* Exercise brief
Will you output all of the data below exactly, omitting the images?

--- Provided information ---

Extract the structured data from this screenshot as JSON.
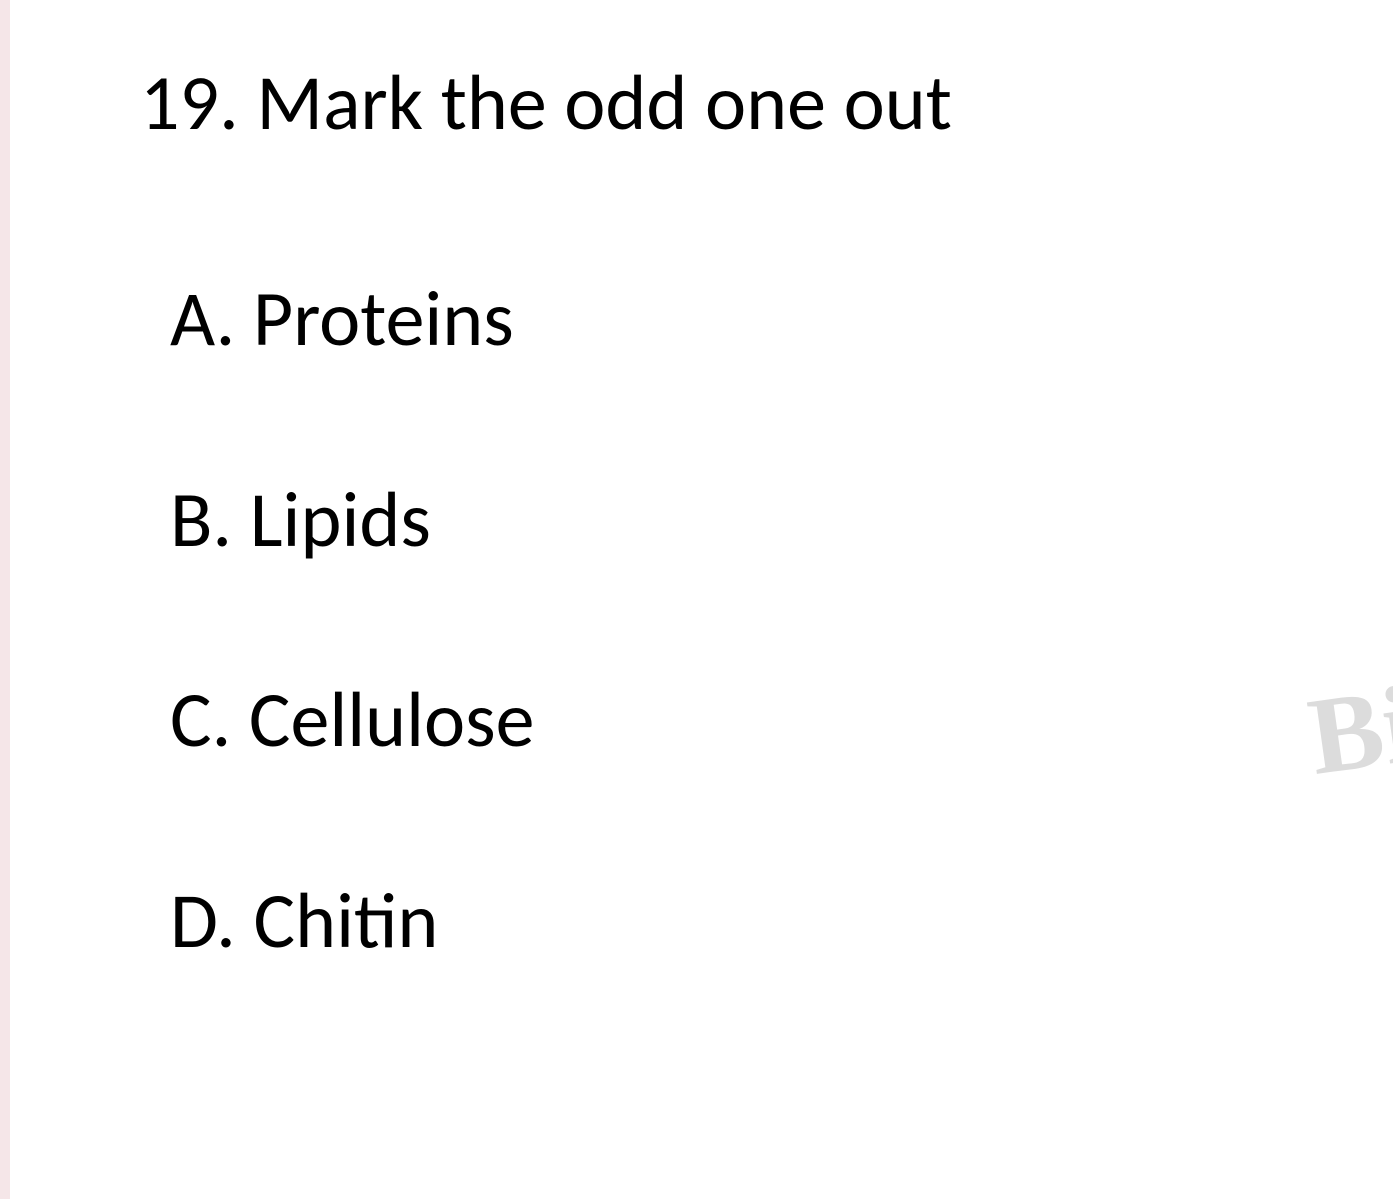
{
  "question": {
    "number": "19.",
    "text": "Mark the odd one out",
    "number_fontsize": 78,
    "text_fontsize": 78,
    "text_color": "#000000"
  },
  "options": [
    {
      "letter": "A.",
      "text": "Proteins"
    },
    {
      "letter": "B.",
      "text": "Lipids"
    },
    {
      "letter": "C.",
      "text": "Cellulose"
    },
    {
      "letter": "D.",
      "text": "Chitin"
    }
  ],
  "option_fontsize": 78,
  "option_text_color": "#000000",
  "background_color": "#ffffff",
  "left_edge_color": "#f5e6e8",
  "watermark": {
    "text": "Bi",
    "color": "#dcdcdc",
    "fontsize": 110
  }
}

---

* Expected answer
Extract the structured data from this screenshot as JSON.
{
  "question": {
    "number": "19.",
    "text": "Mark the odd one out",
    "number_fontsize": 78,
    "text_fontsize": 78,
    "text_color": "#000000"
  },
  "options": [
    {
      "letter": "A.",
      "text": "Proteins"
    },
    {
      "letter": "B.",
      "text": "Lipids"
    },
    {
      "letter": "C.",
      "text": "Cellulose"
    },
    {
      "letter": "D.",
      "text": "Chitin"
    }
  ],
  "option_fontsize": 78,
  "option_text_color": "#000000",
  "background_color": "#ffffff",
  "left_edge_color": "#f5e6e8",
  "watermark": {
    "text": "Bi",
    "color": "#dcdcdc",
    "fontsize": 110
  }
}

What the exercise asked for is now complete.